## What you need to do
Locate the lines where "coarse" occurs and copy them as they stand.

## Source material
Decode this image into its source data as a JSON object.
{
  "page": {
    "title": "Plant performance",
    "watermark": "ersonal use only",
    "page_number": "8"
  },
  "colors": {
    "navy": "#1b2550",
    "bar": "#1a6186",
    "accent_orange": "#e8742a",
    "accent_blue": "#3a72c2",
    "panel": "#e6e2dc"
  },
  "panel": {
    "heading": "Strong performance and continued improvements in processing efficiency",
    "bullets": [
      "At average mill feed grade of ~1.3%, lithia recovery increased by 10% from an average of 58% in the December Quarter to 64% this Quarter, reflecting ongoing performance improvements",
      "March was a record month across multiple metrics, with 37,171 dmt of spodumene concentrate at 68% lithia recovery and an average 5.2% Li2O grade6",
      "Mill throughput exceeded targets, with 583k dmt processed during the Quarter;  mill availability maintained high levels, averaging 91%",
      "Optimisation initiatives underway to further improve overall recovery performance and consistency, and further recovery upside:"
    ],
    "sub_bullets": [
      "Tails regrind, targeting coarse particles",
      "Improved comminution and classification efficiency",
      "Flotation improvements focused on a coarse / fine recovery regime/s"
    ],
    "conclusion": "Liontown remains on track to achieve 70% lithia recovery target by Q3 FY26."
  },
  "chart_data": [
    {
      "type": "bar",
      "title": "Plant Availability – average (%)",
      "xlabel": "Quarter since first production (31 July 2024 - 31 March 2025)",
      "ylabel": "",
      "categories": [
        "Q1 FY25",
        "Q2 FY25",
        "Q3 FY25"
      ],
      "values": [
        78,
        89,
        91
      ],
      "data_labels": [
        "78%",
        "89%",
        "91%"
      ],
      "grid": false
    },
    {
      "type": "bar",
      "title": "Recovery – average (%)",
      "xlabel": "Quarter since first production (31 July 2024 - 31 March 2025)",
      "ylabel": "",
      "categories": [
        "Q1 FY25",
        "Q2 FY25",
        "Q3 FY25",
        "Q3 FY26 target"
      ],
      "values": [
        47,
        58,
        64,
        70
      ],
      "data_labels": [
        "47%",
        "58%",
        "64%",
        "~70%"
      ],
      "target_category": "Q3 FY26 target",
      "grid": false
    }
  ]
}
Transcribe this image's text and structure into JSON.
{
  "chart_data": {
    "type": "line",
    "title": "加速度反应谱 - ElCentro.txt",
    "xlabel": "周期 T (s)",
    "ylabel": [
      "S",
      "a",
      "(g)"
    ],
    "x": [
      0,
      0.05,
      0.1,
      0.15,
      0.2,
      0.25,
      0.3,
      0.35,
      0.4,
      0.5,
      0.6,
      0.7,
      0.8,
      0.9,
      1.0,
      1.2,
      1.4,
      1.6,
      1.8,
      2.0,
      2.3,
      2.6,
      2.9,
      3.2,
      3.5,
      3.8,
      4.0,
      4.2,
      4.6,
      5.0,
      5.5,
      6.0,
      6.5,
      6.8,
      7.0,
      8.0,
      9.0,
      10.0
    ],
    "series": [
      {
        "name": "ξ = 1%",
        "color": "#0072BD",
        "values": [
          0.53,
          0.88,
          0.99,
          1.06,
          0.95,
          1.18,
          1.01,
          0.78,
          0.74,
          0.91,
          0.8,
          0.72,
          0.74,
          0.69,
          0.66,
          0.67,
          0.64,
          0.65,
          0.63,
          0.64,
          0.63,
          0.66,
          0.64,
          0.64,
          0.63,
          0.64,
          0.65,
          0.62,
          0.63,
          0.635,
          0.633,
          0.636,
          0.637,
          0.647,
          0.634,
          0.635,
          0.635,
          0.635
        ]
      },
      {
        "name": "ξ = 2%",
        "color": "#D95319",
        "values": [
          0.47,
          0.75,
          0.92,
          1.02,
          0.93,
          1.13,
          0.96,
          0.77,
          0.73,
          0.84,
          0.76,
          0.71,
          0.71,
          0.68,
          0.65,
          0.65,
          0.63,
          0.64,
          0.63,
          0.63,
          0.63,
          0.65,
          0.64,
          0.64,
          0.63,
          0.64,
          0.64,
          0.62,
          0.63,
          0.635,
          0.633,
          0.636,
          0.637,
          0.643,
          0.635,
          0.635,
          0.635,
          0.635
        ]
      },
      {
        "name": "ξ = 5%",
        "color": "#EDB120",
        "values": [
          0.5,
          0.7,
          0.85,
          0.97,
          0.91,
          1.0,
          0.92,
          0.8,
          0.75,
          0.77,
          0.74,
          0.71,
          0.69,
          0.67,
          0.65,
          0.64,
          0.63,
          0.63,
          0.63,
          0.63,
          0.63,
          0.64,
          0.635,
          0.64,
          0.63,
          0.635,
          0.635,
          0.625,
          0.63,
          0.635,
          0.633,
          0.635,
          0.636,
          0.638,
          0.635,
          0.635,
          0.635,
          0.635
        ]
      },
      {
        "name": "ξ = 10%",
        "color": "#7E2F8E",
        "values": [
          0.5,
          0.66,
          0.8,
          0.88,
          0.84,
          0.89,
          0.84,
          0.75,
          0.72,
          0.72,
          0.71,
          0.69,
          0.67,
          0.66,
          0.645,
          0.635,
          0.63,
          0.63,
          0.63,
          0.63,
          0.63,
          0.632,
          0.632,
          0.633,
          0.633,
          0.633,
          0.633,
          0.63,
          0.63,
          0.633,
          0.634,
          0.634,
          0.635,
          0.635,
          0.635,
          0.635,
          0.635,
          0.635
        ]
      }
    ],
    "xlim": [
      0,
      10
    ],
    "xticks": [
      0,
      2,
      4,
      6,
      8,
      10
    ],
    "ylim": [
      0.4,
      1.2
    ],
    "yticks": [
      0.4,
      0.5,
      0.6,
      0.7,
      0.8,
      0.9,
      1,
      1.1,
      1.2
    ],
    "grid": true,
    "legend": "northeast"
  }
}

## Solution
      "Tails regrind, targeting coarse particles",
      "Flotation improvements focused on a coarse / fine recovery regime/s"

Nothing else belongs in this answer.